▸ EXERCISE INSTRUCTIONS
Without the images, write out the whole listing exactly.

▸ EXERCISE DATA
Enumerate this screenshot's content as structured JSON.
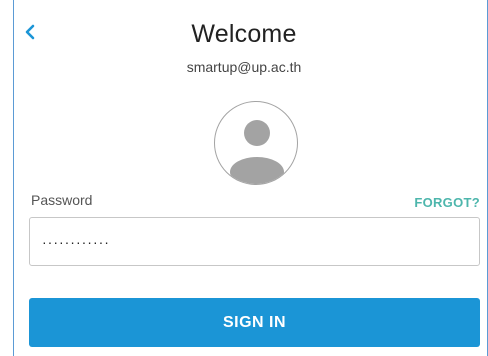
{
  "header": {
    "back_icon": "chevron-left-icon",
    "title": "Welcome",
    "email": "smartup@up.ac.th"
  },
  "avatar": {
    "icon": "user-avatar-icon"
  },
  "password": {
    "label": "Password",
    "forgot_label": "FORGOT?",
    "value": "············"
  },
  "actions": {
    "signin_label": "SIGN IN"
  },
  "colors": {
    "frame_border": "#5b9bd5",
    "back_icon": "#1b95d6",
    "forgot_link": "#4db6ac",
    "signin_button": "#1b95d6",
    "avatar_fill": "#a3a3a3"
  }
}
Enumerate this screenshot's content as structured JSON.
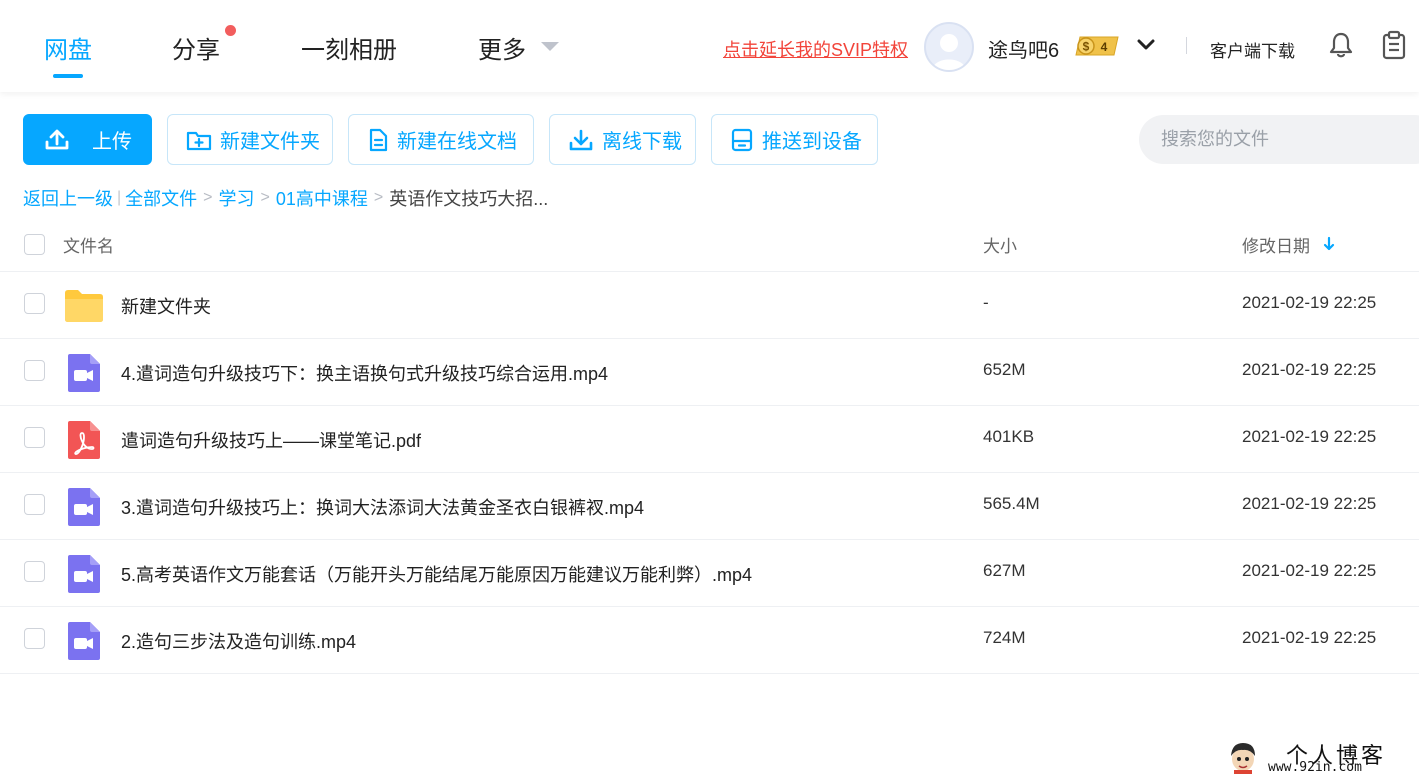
{
  "nav": {
    "tabs": [
      {
        "label": "网盘",
        "active": true
      },
      {
        "label": "分享",
        "has_dot": true
      },
      {
        "label": "一刻相册"
      },
      {
        "label": "更多"
      }
    ],
    "svip_link": "点击延长我的SVIP特权",
    "username": "途鸟吧6",
    "vip_level": "4",
    "client_download": "客户端下载",
    "accent_color": "#06a7ff"
  },
  "toolbar": {
    "upload": "上传",
    "new_folder": "新建文件夹",
    "new_doc": "新建在线文档",
    "offline_download": "离线下载",
    "push_device": "推送到设备",
    "search_placeholder": "搜索您的文件"
  },
  "breadcrumb": {
    "back": "返回上一级",
    "items": [
      "全部文件",
      "学习",
      "01高中课程"
    ],
    "current": "英语作文技巧大招..."
  },
  "table": {
    "headers": {
      "name": "文件名",
      "size": "大小",
      "modified": "修改日期"
    },
    "sort": "desc",
    "rows": [
      {
        "icon": "folder-icon",
        "name": "新建文件夹",
        "size": "-",
        "modified": "2021-02-19 22:25"
      },
      {
        "icon": "video-file-icon",
        "name": "4.遣词造句升级技巧下：换主语换句式升级技巧综合运用.mp4",
        "size": "652M",
        "modified": "2021-02-19 22:25"
      },
      {
        "icon": "pdf-file-icon",
        "name": "遣词造句升级技巧上——课堂笔记.pdf",
        "size": "401KB",
        "modified": "2021-02-19 22:25"
      },
      {
        "icon": "video-file-icon",
        "name": "3.遣词造句升级技巧上：换词大法添词大法黄金圣衣白银裤衩.mp4",
        "size": "565.4M",
        "modified": "2021-02-19 22:25"
      },
      {
        "icon": "video-file-icon",
        "name": "5.高考英语作文万能套话（万能开头万能结尾万能原因万能建议万能利弊）.mp4",
        "size": "627M",
        "modified": "2021-02-19 22:25"
      },
      {
        "icon": "video-file-icon",
        "name": "2.造句三步法及造句训练.mp4",
        "size": "724M",
        "modified": "2021-02-19 22:25"
      }
    ]
  },
  "watermark": {
    "title": "个人博客",
    "url": "www.92in.com"
  }
}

▸ TASK RESULT
Enumerate this screenshot's content as structured JSON.
{
  "header": {
    "back_icon": "chevron-left-icon",
    "title": "Welcome",
    "email": "smartup@up.ac.th"
  },
  "avatar": {
    "icon": "user-avatar-icon"
  },
  "password": {
    "label": "Password",
    "forgot_label": "FORGOT?",
    "value": "············"
  },
  "actions": {
    "signin_label": "SIGN IN"
  },
  "colors": {
    "frame_border": "#5b9bd5",
    "back_icon": "#1b95d6",
    "forgot_link": "#4db6ac",
    "signin_button": "#1b95d6",
    "avatar_fill": "#a3a3a3"
  }
}
Enumerate this screenshot's content as structured JSON.
{
  "nav": {
    "tabs": [
      {
        "label": "网盘",
        "active": true
      },
      {
        "label": "分享",
        "has_dot": true
      },
      {
        "label": "一刻相册"
      },
      {
        "label": "更多"
      }
    ],
    "svip_link": "点击延长我的SVIP特权",
    "username": "途鸟吧6",
    "vip_level": "4",
    "client_download": "客户端下载",
    "accent_color": "#06a7ff"
  },
  "toolbar": {
    "upload": "上传",
    "new_folder": "新建文件夹",
    "new_doc": "新建在线文档",
    "offline_download": "离线下载",
    "push_device": "推送到设备",
    "search_placeholder": "搜索您的文件"
  },
  "breadcrumb": {
    "back": "返回上一级",
    "items": [
      "全部文件",
      "学习",
      "01高中课程"
    ],
    "current": "英语作文技巧大招..."
  },
  "table": {
    "headers": {
      "name": "文件名",
      "size": "大小",
      "modified": "修改日期"
    },
    "sort": "desc",
    "rows": [
      {
        "icon": "folder-icon",
        "name": "新建文件夹",
        "size": "-",
        "modified": "2021-02-19 22:25"
      },
      {
        "icon": "video-file-icon",
        "name": "4.遣词造句升级技巧下：换主语换句式升级技巧综合运用.mp4",
        "size": "652M",
        "modified": "2021-02-19 22:25"
      },
      {
        "icon": "pdf-file-icon",
        "name": "遣词造句升级技巧上——课堂笔记.pdf",
        "size": "401KB",
        "modified": "2021-02-19 22:25"
      },
      {
        "icon": "video-file-icon",
        "name": "3.遣词造句升级技巧上：换词大法添词大法黄金圣衣白银裤衩.mp4",
        "size": "565.4M",
        "modified": "2021-02-19 22:25"
      },
      {
        "icon": "video-file-icon",
        "name": "5.高考英语作文万能套话（万能开头万能结尾万能原因万能建议万能利弊）.mp4",
        "size": "627M",
        "modified": "2021-02-19 22:25"
      },
      {
        "icon": "video-file-icon",
        "name": "2.造句三步法及造句训练.mp4",
        "size": "724M",
        "modified": "2021-02-19 22:25"
      }
    ]
  },
  "watermark": {
    "title": "个人博客",
    "url": "www.92in.com"
  }
}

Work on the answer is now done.